## Listing

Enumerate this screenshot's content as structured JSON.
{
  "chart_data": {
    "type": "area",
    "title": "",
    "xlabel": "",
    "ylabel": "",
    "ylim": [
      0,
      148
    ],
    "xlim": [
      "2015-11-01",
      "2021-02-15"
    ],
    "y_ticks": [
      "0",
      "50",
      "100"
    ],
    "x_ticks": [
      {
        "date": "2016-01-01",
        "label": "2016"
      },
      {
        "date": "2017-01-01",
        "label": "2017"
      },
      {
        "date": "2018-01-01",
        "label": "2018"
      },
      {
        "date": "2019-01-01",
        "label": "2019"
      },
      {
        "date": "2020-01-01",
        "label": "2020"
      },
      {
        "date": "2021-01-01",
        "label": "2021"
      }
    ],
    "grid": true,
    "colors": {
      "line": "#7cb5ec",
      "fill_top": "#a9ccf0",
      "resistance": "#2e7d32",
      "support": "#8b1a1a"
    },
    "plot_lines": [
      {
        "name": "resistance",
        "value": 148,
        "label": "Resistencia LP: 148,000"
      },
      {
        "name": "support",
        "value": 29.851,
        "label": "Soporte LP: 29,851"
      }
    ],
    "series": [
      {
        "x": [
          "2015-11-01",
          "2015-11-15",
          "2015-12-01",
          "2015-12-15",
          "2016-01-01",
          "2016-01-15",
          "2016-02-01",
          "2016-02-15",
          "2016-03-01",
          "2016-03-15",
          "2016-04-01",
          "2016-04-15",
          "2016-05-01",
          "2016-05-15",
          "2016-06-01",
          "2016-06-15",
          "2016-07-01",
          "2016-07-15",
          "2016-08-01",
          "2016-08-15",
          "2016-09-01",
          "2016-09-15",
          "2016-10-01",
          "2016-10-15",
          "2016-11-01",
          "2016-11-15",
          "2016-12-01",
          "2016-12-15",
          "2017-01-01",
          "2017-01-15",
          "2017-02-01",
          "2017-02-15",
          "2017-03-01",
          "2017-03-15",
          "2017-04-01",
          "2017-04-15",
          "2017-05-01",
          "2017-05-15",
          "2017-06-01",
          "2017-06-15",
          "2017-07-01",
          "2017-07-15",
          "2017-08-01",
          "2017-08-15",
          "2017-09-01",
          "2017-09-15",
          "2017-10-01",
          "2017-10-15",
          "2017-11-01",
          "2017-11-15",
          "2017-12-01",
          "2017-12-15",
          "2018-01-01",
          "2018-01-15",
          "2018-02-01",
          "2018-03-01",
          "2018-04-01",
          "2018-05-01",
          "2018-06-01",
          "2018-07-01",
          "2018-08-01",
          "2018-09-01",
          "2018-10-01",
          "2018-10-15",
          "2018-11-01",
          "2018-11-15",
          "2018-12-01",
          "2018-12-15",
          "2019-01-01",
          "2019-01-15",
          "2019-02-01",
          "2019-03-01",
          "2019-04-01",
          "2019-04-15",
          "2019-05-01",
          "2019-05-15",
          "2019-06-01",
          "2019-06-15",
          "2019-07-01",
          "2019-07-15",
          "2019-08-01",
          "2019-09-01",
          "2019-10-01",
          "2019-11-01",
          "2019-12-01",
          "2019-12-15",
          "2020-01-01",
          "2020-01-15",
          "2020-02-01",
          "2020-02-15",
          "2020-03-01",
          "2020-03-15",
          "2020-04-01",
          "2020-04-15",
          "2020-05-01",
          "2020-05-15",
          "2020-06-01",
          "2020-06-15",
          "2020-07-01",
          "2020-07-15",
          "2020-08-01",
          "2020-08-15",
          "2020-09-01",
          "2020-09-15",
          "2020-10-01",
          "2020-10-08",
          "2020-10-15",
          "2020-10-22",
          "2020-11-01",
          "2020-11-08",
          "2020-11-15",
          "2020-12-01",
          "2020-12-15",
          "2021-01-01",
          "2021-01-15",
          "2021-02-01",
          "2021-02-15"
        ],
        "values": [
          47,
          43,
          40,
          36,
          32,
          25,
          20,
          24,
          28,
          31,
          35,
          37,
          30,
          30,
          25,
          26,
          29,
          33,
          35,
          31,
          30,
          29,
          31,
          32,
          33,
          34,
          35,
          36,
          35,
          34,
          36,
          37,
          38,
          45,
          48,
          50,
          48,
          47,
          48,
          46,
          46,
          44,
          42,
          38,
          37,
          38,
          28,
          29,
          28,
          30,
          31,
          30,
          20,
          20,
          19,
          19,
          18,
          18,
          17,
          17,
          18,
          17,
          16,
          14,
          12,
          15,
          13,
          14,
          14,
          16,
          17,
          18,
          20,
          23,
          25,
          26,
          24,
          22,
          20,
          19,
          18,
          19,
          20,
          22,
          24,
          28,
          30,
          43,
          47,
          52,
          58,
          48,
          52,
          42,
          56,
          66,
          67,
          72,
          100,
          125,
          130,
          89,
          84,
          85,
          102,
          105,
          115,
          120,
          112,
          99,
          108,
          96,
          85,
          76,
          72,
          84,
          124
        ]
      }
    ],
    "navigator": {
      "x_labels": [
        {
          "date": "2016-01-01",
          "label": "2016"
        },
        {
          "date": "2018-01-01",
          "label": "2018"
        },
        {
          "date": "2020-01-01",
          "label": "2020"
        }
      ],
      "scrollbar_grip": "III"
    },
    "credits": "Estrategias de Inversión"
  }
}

## What the exercise asks
Gather each line from the listing above that holds "date".

## The response
        "date": "2016-01-01",
        "date": "2017-01-01",
        "date": "2018-01-01",
        "date": "2019-01-01",
        "date": "2020-01-01",
        "date": "2021-01-01",
          "date": "2016-01-01",
          "date": "2018-01-01",
          "date": "2020-01-01",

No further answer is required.